● Exercise details
Transcribe all the records exactly and omit any images they hold.

● Working data
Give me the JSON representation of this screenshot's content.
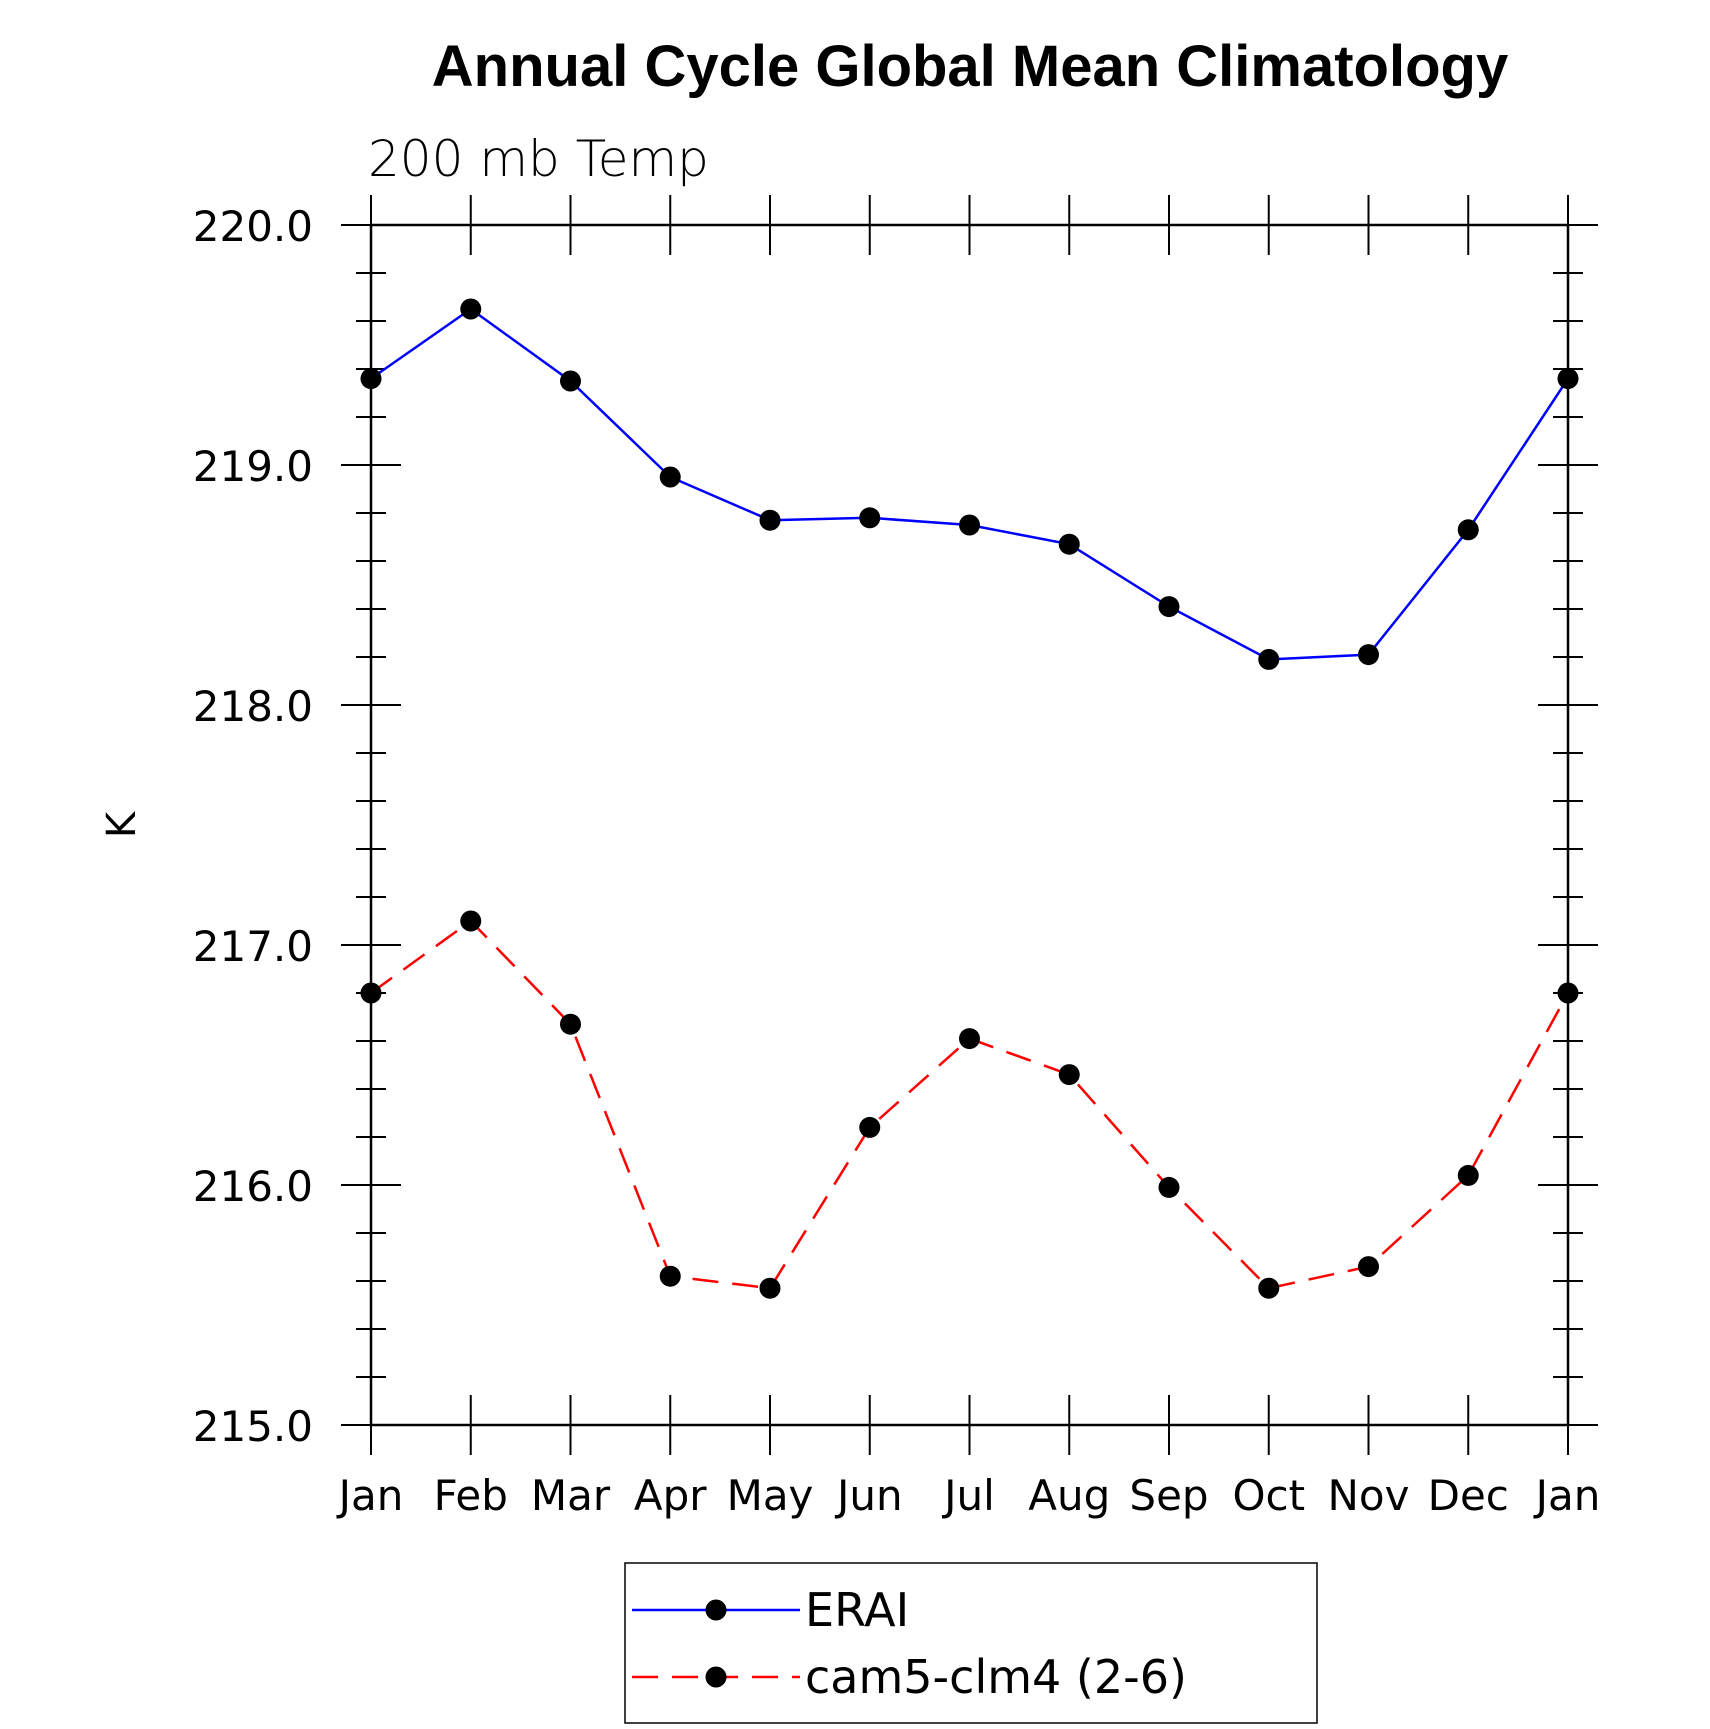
{
  "chart_data": {
    "type": "line",
    "title": "Annual Cycle Global Mean Climatology",
    "subtitle": "200 mb Temp",
    "xlabel": "",
    "ylabel": "K",
    "categories": [
      "Jan",
      "Feb",
      "Mar",
      "Apr",
      "May",
      "Jun",
      "Jul",
      "Aug",
      "Sep",
      "Oct",
      "Nov",
      "Dec",
      "Jan"
    ],
    "ylim": [
      215.0,
      220.0
    ],
    "yticks": [
      "215.0",
      "216.0",
      "217.0",
      "218.0",
      "219.0",
      "220.0"
    ],
    "grid": false,
    "legend_position": "bottom-center",
    "series": [
      {
        "name": "ERAI",
        "color": "#0000ff",
        "dash": "solid",
        "values": [
          219.36,
          219.65,
          219.35,
          218.95,
          218.77,
          218.78,
          218.75,
          218.67,
          218.41,
          218.19,
          218.21,
          218.73,
          219.36
        ]
      },
      {
        "name": "cam5-clm4 (2-6)",
        "color": "#ff0000",
        "dash": "dashed",
        "values": [
          216.8,
          217.1,
          216.67,
          215.62,
          215.57,
          216.24,
          216.61,
          216.46,
          215.99,
          215.57,
          215.66,
          216.04,
          216.8
        ]
      }
    ]
  }
}
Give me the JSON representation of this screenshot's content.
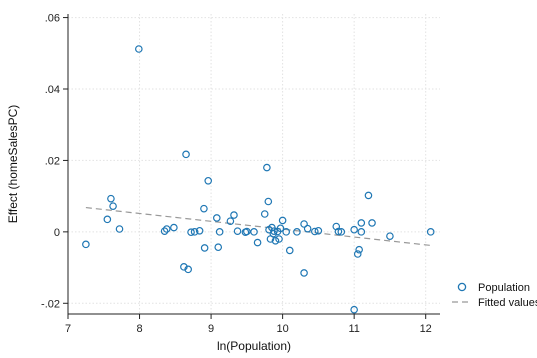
{
  "chart_data": {
    "type": "scatter",
    "xlabel": "ln(Population)",
    "ylabel": "Effect (homeSalesPC)",
    "xlim": [
      7,
      12.2
    ],
    "ylim": [
      -0.023,
      0.061
    ],
    "x_ticks": [
      7,
      8,
      9,
      10,
      11,
      12
    ],
    "x_tick_labels": [
      "7",
      "8",
      "9",
      "10",
      "11",
      "12"
    ],
    "y_ticks": [
      -0.02,
      0,
      0.02,
      0.04,
      0.06
    ],
    "y_tick_labels": [
      "-.02",
      "0",
      ".02",
      ".04",
      ".06"
    ],
    "grid": true,
    "legend_position": "bottom-right",
    "series": [
      {
        "name": "Population",
        "kind": "scatter",
        "color": "#1f77b4",
        "marker": "hollow-circle",
        "points": [
          [
            7.25,
            -0.0035
          ],
          [
            7.55,
            0.0035
          ],
          [
            7.6,
            0.0093
          ],
          [
            7.63,
            0.0072
          ],
          [
            7.72,
            0.0008
          ],
          [
            7.99,
            0.0512
          ],
          [
            8.35,
            0.0002
          ],
          [
            8.38,
            0.0008
          ],
          [
            8.48,
            0.0012
          ],
          [
            8.62,
            -0.0098
          ],
          [
            8.65,
            0.0217
          ],
          [
            8.68,
            -0.0105
          ],
          [
            8.72,
            -0.0001
          ],
          [
            8.77,
            0.0
          ],
          [
            8.84,
            0.0003
          ],
          [
            8.9,
            0.0065
          ],
          [
            8.91,
            -0.0045
          ],
          [
            8.96,
            0.0143
          ],
          [
            9.08,
            0.0039
          ],
          [
            9.1,
            -0.0043
          ],
          [
            9.12,
            0.0
          ],
          [
            9.27,
            0.003
          ],
          [
            9.32,
            0.0047
          ],
          [
            9.37,
            0.0002
          ],
          [
            9.48,
            -0.0001
          ],
          [
            9.5,
            0.0001
          ],
          [
            9.6,
            0.0
          ],
          [
            9.65,
            -0.003
          ],
          [
            9.75,
            0.005
          ],
          [
            9.78,
            0.018
          ],
          [
            9.8,
            0.0085
          ],
          [
            9.81,
            0.0006
          ],
          [
            9.83,
            -0.002
          ],
          [
            9.85,
            0.0012
          ],
          [
            9.87,
            -0.0005
          ],
          [
            9.88,
            0.0002
          ],
          [
            9.9,
            -0.0025
          ],
          [
            9.93,
            0.0001
          ],
          [
            9.95,
            -0.002
          ],
          [
            9.97,
            0.001
          ],
          [
            10.0,
            0.0032
          ],
          [
            10.05,
            0.0
          ],
          [
            10.1,
            -0.0052
          ],
          [
            10.2,
            0.0
          ],
          [
            10.3,
            0.0022
          ],
          [
            10.3,
            -0.0115
          ],
          [
            10.35,
            0.0009
          ],
          [
            10.45,
            0.0001
          ],
          [
            10.5,
            0.0003
          ],
          [
            10.75,
            0.0015
          ],
          [
            10.78,
            0.0001
          ],
          [
            10.82,
            0.0
          ],
          [
            11.0,
            -0.0218
          ],
          [
            11.0,
            0.0006
          ],
          [
            11.05,
            -0.0062
          ],
          [
            11.07,
            -0.005
          ],
          [
            11.1,
            0.0025
          ],
          [
            11.1,
            0.0
          ],
          [
            11.2,
            0.0102
          ],
          [
            11.25,
            0.0025
          ],
          [
            11.5,
            -0.0012
          ],
          [
            12.07,
            0.0
          ]
        ]
      },
      {
        "name": "Fitted values",
        "kind": "line",
        "style": "dashed",
        "color": "#999999",
        "points": [
          [
            7.25,
            0.0068
          ],
          [
            12.07,
            -0.0038
          ]
        ]
      }
    ]
  }
}
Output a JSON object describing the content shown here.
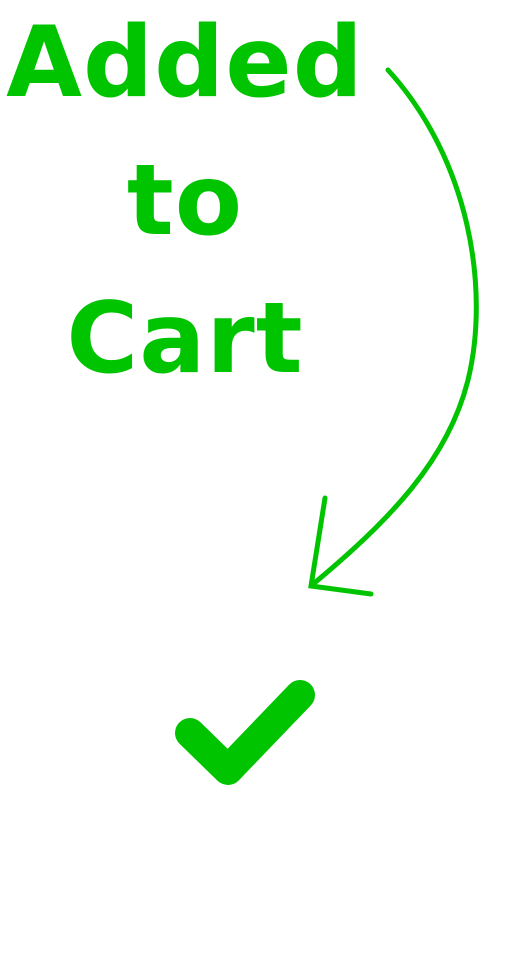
{
  "message": {
    "line1": "Added",
    "line2": "to",
    "line3": "Cart"
  },
  "colors": {
    "accent": "#00c400"
  },
  "icons": {
    "arrow": "curved-arrow-icon",
    "check": "checkmark-icon"
  }
}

● Exercise output
Give me the JSON representation of this screenshot's content.
{
  "chart_data": {
    "type": "line",
    "title": "Annual Cycle Global Mean Climatology",
    "subtitle": "200 mb Temp",
    "xlabel": "",
    "ylabel": "K",
    "categories": [
      "Jan",
      "Feb",
      "Mar",
      "Apr",
      "May",
      "Jun",
      "Jul",
      "Aug",
      "Sep",
      "Oct",
      "Nov",
      "Dec",
      "Jan"
    ],
    "ylim": [
      215.0,
      220.0
    ],
    "yticks": [
      "215.0",
      "216.0",
      "217.0",
      "218.0",
      "219.0",
      "220.0"
    ],
    "grid": false,
    "legend_position": "bottom-center",
    "series": [
      {
        "name": "ERAI",
        "color": "#0000ff",
        "dash": "solid",
        "values": [
          219.36,
          219.65,
          219.35,
          218.95,
          218.77,
          218.78,
          218.75,
          218.67,
          218.41,
          218.19,
          218.21,
          218.73,
          219.36
        ]
      },
      {
        "name": "cam5-clm4 (2-6)",
        "color": "#ff0000",
        "dash": "dashed",
        "values": [
          216.8,
          217.1,
          216.67,
          215.62,
          215.57,
          216.24,
          216.61,
          216.46,
          215.99,
          215.57,
          215.66,
          216.04,
          216.8
        ]
      }
    ]
  }
}
Give me the JSON representation of this screenshot's content.
{
  "chart_data": {
    "type": "scatter",
    "xlabel": "ln(Population)",
    "ylabel": "Effect (homeSalesPC)",
    "xlim": [
      7,
      12.2
    ],
    "ylim": [
      -0.023,
      0.061
    ],
    "x_ticks": [
      7,
      8,
      9,
      10,
      11,
      12
    ],
    "x_tick_labels": [
      "7",
      "8",
      "9",
      "10",
      "11",
      "12"
    ],
    "y_ticks": [
      -0.02,
      0,
      0.02,
      0.04,
      0.06
    ],
    "y_tick_labels": [
      "-.02",
      "0",
      ".02",
      ".04",
      ".06"
    ],
    "grid": true,
    "legend_position": "bottom-right",
    "series": [
      {
        "name": "Population",
        "kind": "scatter",
        "color": "#1f77b4",
        "marker": "hollow-circle",
        "points": [
          [
            7.25,
            -0.0035
          ],
          [
            7.55,
            0.0035
          ],
          [
            7.6,
            0.0093
          ],
          [
            7.63,
            0.0072
          ],
          [
            7.72,
            0.0008
          ],
          [
            7.99,
            0.0512
          ],
          [
            8.35,
            0.0002
          ],
          [
            8.38,
            0.0008
          ],
          [
            8.48,
            0.0012
          ],
          [
            8.62,
            -0.0098
          ],
          [
            8.65,
            0.0217
          ],
          [
            8.68,
            -0.0105
          ],
          [
            8.72,
            -0.0001
          ],
          [
            8.77,
            0.0
          ],
          [
            8.84,
            0.0003
          ],
          [
            8.9,
            0.0065
          ],
          [
            8.91,
            -0.0045
          ],
          [
            8.96,
            0.0143
          ],
          [
            9.08,
            0.0039
          ],
          [
            9.1,
            -0.0043
          ],
          [
            9.12,
            0.0
          ],
          [
            9.27,
            0.003
          ],
          [
            9.32,
            0.0047
          ],
          [
            9.37,
            0.0002
          ],
          [
            9.48,
            -0.0001
          ],
          [
            9.5,
            0.0001
          ],
          [
            9.6,
            0.0
          ],
          [
            9.65,
            -0.003
          ],
          [
            9.75,
            0.005
          ],
          [
            9.78,
            0.018
          ],
          [
            9.8,
            0.0085
          ],
          [
            9.81,
            0.0006
          ],
          [
            9.83,
            -0.002
          ],
          [
            9.85,
            0.0012
          ],
          [
            9.87,
            -0.0005
          ],
          [
            9.88,
            0.0002
          ],
          [
            9.9,
            -0.0025
          ],
          [
            9.93,
            0.0001
          ],
          [
            9.95,
            -0.002
          ],
          [
            9.97,
            0.001
          ],
          [
            10.0,
            0.0032
          ],
          [
            10.05,
            0.0
          ],
          [
            10.1,
            -0.0052
          ],
          [
            10.2,
            0.0
          ],
          [
            10.3,
            0.0022
          ],
          [
            10.3,
            -0.0115
          ],
          [
            10.35,
            0.0009
          ],
          [
            10.45,
            0.0001
          ],
          [
            10.5,
            0.0003
          ],
          [
            10.75,
            0.0015
          ],
          [
            10.78,
            0.0001
          ],
          [
            10.82,
            0.0
          ],
          [
            11.0,
            -0.0218
          ],
          [
            11.0,
            0.0006
          ],
          [
            11.05,
            -0.0062
          ],
          [
            11.07,
            -0.005
          ],
          [
            11.1,
            0.0025
          ],
          [
            11.1,
            0.0
          ],
          [
            11.2,
            0.0102
          ],
          [
            11.25,
            0.0025
          ],
          [
            11.5,
            -0.0012
          ],
          [
            12.07,
            0.0
          ]
        ]
      },
      {
        "name": "Fitted values",
        "kind": "line",
        "style": "dashed",
        "color": "#999999",
        "points": [
          [
            7.25,
            0.0068
          ],
          [
            12.07,
            -0.0038
          ]
        ]
      }
    ]
  }
}
Output a JSON object describing the content shown here.
{
  "message": {
    "line1": "Added",
    "line2": "to",
    "line3": "Cart"
  },
  "colors": {
    "accent": "#00c400"
  },
  "icons": {
    "arrow": "curved-arrow-icon",
    "check": "checkmark-icon"
  }
}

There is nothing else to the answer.